— START OF RECORD SET —

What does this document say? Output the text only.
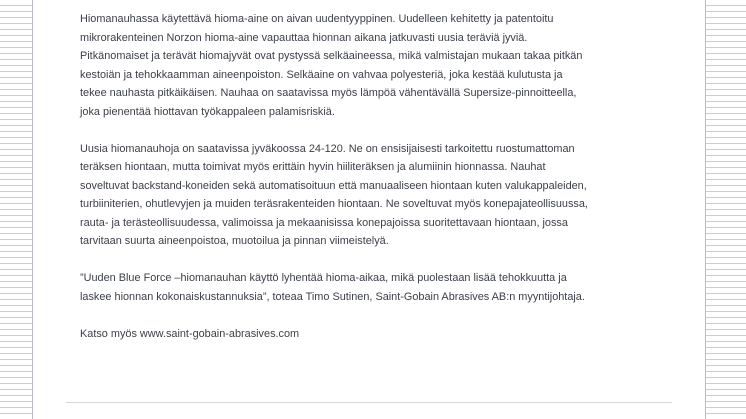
Hiomanauhassa käytettävä hioma-aine on aivan uudentyyppinen. Uudelleen kehitetty ja patentoitu
mikrorakenteinen Norzon hioma-aine vapauttaa hionnan aikana jatkuvasti uusia teräviä jyviä.
Pitkänomaiset ja terävät hiomajyvät ovat pystyssä selkäaineessa, mikä valmistajan mukaan takaa pitkän
kestoiän ja tehokkaamman aineenpoiston. Selkäaine on vahvaa polyesteriä, joka kestää kulutusta ja
tekee nauhasta pitkäikäisen. Nauhaa on saatavissa myös lämpöä vähentävällä Supersize-pinnoitteella,
joka pienentää hiottavan työkappaleen palamisriskiä.

Uusia hiomanauhoja on saatavissa jyväkoossa 24-120. Ne on ensisijaisesti tarkoitettu ruostumattoman
teräksen hiontaan, mutta toimivat myös erittäin hyvin hiiliteräksen ja alumiinin hionnassa. Nauhat
soveltuvat backstand-koneiden sekä automatisoituun että manuaaliseen hiontaan kuten valukappaleiden,
turbiiniterien, ohutlevyjen ja muiden teräsrakenteiden hiontaan. Ne soveltuvat myös konepajateollisuussa,
rauta- ja terästeollisuudessa, valimoissa ja mekaanisissa konepajoissa suoritettavaan hiontaan, jossa
tarvitaan suurta aineenpoistoa, muotoilua ja pinnan viimeistelyä.

”Uuden Blue Force –hiomanauhan käyttö lyhentää hioma-aikaa, mikä puolestaan lisää tehokkuutta ja
laskee hionnan kokonaiskustannuksia”, toteaa Timo Sutinen, Saint-Gobain Abrasives AB:n myyntijohtaja.

Katso myös www.saint-gobain-abrasives.com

— END OF RECORD SET —

DIRECTIONS ▸ Collect, from the material above, every line containing the word "soveltuvat".

WRITTEN RESPONSE ▸
soveltuvat backstand-koneiden sekä automatisoituun että manuaaliseen hiontaan kuten valukappaleiden,
turbiiniterien, ohutlevyjen ja muiden teräsrakenteiden hiontaan. Ne soveltuvat myös konepajateollisuussa,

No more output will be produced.